Reproduce each line exactly, including spacing and punctuation.

Input data.
——————

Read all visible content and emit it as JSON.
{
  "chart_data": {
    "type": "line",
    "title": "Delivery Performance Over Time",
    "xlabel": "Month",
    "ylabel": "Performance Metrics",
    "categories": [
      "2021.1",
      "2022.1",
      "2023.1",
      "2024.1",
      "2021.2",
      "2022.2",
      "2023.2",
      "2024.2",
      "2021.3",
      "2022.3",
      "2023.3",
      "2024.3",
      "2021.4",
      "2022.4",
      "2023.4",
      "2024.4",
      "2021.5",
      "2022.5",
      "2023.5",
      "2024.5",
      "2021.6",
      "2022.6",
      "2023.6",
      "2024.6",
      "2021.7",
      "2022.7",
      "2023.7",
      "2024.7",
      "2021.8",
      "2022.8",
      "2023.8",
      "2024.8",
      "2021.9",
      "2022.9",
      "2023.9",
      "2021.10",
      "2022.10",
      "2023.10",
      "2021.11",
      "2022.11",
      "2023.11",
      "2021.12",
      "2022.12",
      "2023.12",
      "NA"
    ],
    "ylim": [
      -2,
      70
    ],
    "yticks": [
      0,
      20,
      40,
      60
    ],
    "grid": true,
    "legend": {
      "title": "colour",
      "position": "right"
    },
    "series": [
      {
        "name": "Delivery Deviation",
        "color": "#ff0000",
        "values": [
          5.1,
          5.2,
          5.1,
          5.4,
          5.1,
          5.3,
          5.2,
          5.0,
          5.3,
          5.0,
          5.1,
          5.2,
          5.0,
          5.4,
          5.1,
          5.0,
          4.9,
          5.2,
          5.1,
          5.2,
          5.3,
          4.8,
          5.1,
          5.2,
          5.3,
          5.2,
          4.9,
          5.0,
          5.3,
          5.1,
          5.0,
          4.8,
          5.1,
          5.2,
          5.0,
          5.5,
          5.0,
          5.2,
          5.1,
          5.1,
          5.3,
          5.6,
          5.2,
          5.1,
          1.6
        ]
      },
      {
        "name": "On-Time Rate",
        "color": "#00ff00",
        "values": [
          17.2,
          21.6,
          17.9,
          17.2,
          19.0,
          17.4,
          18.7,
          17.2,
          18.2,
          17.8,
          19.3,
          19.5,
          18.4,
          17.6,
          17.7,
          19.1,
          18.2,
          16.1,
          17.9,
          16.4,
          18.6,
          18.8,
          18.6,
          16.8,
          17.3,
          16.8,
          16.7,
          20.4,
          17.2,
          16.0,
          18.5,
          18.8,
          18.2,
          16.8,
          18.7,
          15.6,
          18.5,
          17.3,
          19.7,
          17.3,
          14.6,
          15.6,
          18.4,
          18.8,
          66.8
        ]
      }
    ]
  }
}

——————

Final result.
Read all visible content and emit it as JSON.
{
  "chart_data": {
    "type": "line",
    "title": "Delivery Performance Over Time",
    "xlabel": "Month",
    "ylabel": "Performance Metrics",
    "categories": [
      "2021.1",
      "2022.1",
      "2023.1",
      "2024.1",
      "2021.2",
      "2022.2",
      "2023.2",
      "2024.2",
      "2021.3",
      "2022.3",
      "2023.3",
      "2024.3",
      "2021.4",
      "2022.4",
      "2023.4",
      "2024.4",
      "2021.5",
      "2022.5",
      "2023.5",
      "2024.5",
      "2021.6",
      "2022.6",
      "2023.6",
      "2024.6",
      "2021.7",
      "2022.7",
      "2023.7",
      "2024.7",
      "2021.8",
      "2022.8",
      "2023.8",
      "2024.8",
      "2021.9",
      "2022.9",
      "2023.9",
      "2021.10",
      "2022.10",
      "2023.10",
      "2021.11",
      "2022.11",
      "2023.11",
      "2021.12",
      "2022.12",
      "2023.12",
      "NA"
    ],
    "ylim": [
      -2,
      70
    ],
    "yticks": [
      0,
      20,
      40,
      60
    ],
    "grid": true,
    "legend": {
      "title": "colour",
      "position": "right"
    },
    "series": [
      {
        "name": "Delivery Deviation",
        "color": "#ff0000",
        "values": [
          5.1,
          5.2,
          5.1,
          5.4,
          5.1,
          5.3,
          5.2,
          5.0,
          5.3,
          5.0,
          5.1,
          5.2,
          5.0,
          5.4,
          5.1,
          5.0,
          4.9,
          5.2,
          5.1,
          5.2,
          5.3,
          4.8,
          5.1,
          5.2,
          5.3,
          5.2,
          4.9,
          5.0,
          5.3,
          5.1,
          5.0,
          4.8,
          5.1,
          5.2,
          5.0,
          5.5,
          5.0,
          5.2,
          5.1,
          5.1,
          5.3,
          5.6,
          5.2,
          5.1,
          1.6
        ]
      },
      {
        "name": "On-Time Rate",
        "color": "#00ff00",
        "values": [
          17.2,
          21.6,
          17.9,
          17.2,
          19.0,
          17.4,
          18.7,
          17.2,
          18.2,
          17.8,
          19.3,
          19.5,
          18.4,
          17.6,
          17.7,
          19.1,
          18.2,
          16.1,
          17.9,
          16.4,
          18.6,
          18.8,
          18.6,
          16.8,
          17.3,
          16.8,
          16.7,
          20.4,
          17.2,
          16.0,
          18.5,
          18.8,
          18.2,
          16.8,
          18.7,
          15.6,
          18.5,
          17.3,
          19.7,
          17.3,
          14.6,
          15.6,
          18.4,
          18.8,
          66.8
        ]
      }
    ]
  }
}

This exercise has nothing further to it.